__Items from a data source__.
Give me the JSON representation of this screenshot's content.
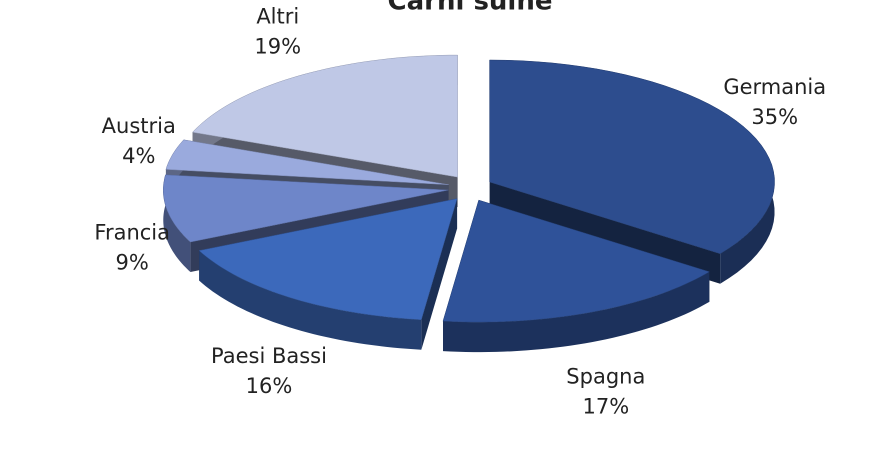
{
  "chart_data": {
    "type": "pie",
    "title": "Carni suine",
    "categories": [
      "Germania",
      "Spagna",
      "Paesi Bassi",
      "Francia",
      "Austria",
      "Altri"
    ],
    "values": [
      35,
      17,
      16,
      9,
      4,
      19
    ],
    "value_labels": [
      "35%",
      "17%",
      "16%",
      "9%",
      "4%",
      "19%"
    ],
    "colors": [
      "#2d4d8e",
      "#2f5299",
      "#3c69bb",
      "#6e86c9",
      "#9aaadd",
      "#bfc8e6"
    ]
  }
}
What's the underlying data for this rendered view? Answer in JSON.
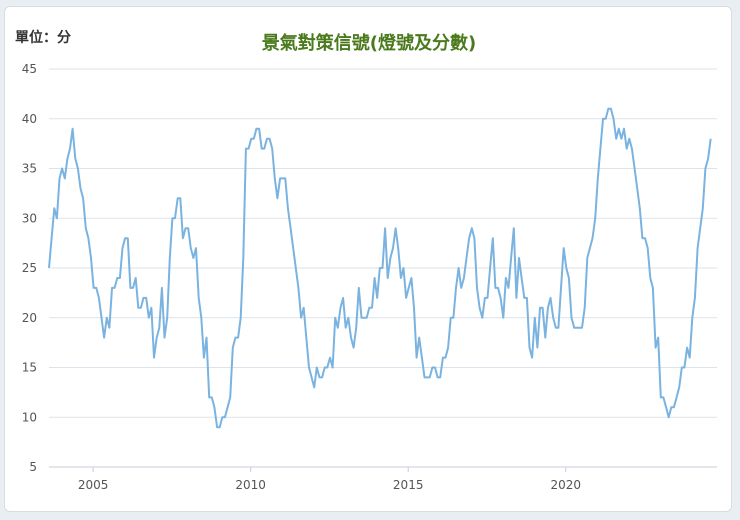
{
  "chart_data": {
    "type": "line",
    "title": "景氣對策信號(燈號及分數)",
    "unit_label": "單位：分",
    "xlabel": "",
    "ylabel": "",
    "ylim": [
      5,
      45
    ],
    "xlim": [
      2003.6,
      2024.8
    ],
    "yticks": [
      5,
      10,
      15,
      20,
      25,
      30,
      35,
      40,
      45
    ],
    "xticks": [
      2005,
      2010,
      2015,
      2020
    ],
    "grid": true,
    "legend": "none",
    "colors": {
      "line": "#7ab3e0",
      "title": "#4a7a1c",
      "grid": "#dde3ea",
      "axis": "#c7ced6",
      "tick_text": "#555555"
    },
    "series": [
      {
        "x_start": 2003.6,
        "x_step_months": 1,
        "values": [
          25,
          28,
          31,
          30,
          34,
          35,
          34,
          36,
          37,
          39,
          36,
          35,
          33,
          32,
          29,
          28,
          26,
          23,
          23,
          22,
          20,
          18,
          20,
          19,
          23,
          23,
          24,
          24,
          27,
          28,
          28,
          23,
          23,
          24,
          21,
          21,
          22,
          22,
          20,
          21,
          16,
          18,
          19,
          23,
          18,
          20,
          26,
          30,
          30,
          32,
          32,
          28,
          29,
          29,
          27,
          26,
          27,
          22,
          20,
          16,
          18,
          12,
          12,
          11,
          9,
          9,
          10,
          10,
          11,
          12,
          17,
          18,
          18,
          20,
          26,
          37,
          37,
          38,
          38,
          39,
          39,
          37,
          37,
          38,
          38,
          37,
          34,
          32,
          34,
          34,
          34,
          31,
          29,
          27,
          25,
          23,
          20,
          21,
          18,
          15,
          14,
          13,
          15,
          14,
          14,
          15,
          15,
          16,
          15,
          20,
          19,
          21,
          22,
          19,
          20,
          18,
          17,
          19,
          23,
          20,
          20,
          20,
          21,
          21,
          24,
          22,
          25,
          25,
          29,
          24,
          26,
          27,
          29,
          27,
          24,
          25,
          22,
          23,
          24,
          21,
          16,
          18,
          16,
          14,
          14,
          14,
          15,
          15,
          14,
          14,
          16,
          16,
          17,
          20,
          20,
          23,
          25,
          23,
          24,
          26,
          28,
          29,
          28,
          23,
          21,
          20,
          22,
          22,
          25,
          28,
          23,
          23,
          22,
          20,
          24,
          23,
          26,
          29,
          22,
          26,
          24,
          22,
          22,
          17,
          16,
          20,
          17,
          21,
          21,
          18,
          21,
          22,
          20,
          19,
          19,
          23,
          27,
          25,
          24,
          20,
          19,
          19,
          19,
          19,
          21,
          26,
          27,
          28,
          30,
          34,
          37,
          40,
          40,
          41,
          41,
          40,
          38,
          39,
          38,
          39,
          37,
          38,
          37,
          35,
          33,
          31,
          28,
          28,
          27,
          24,
          23,
          17,
          18,
          12,
          12,
          11,
          10,
          11,
          11,
          12,
          13,
          15,
          15,
          17,
          16,
          20,
          22,
          27,
          29,
          31,
          35,
          36,
          38
        ]
      }
    ]
  }
}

__EXERCISE INSTRUCTIONS__.
Copy out every line that includes the word "JSON".

__EXERCISE RESULT__.
Give me the JSON representation of this screenshot's content.
What's the underlying data for this rendered view? Answer in JSON.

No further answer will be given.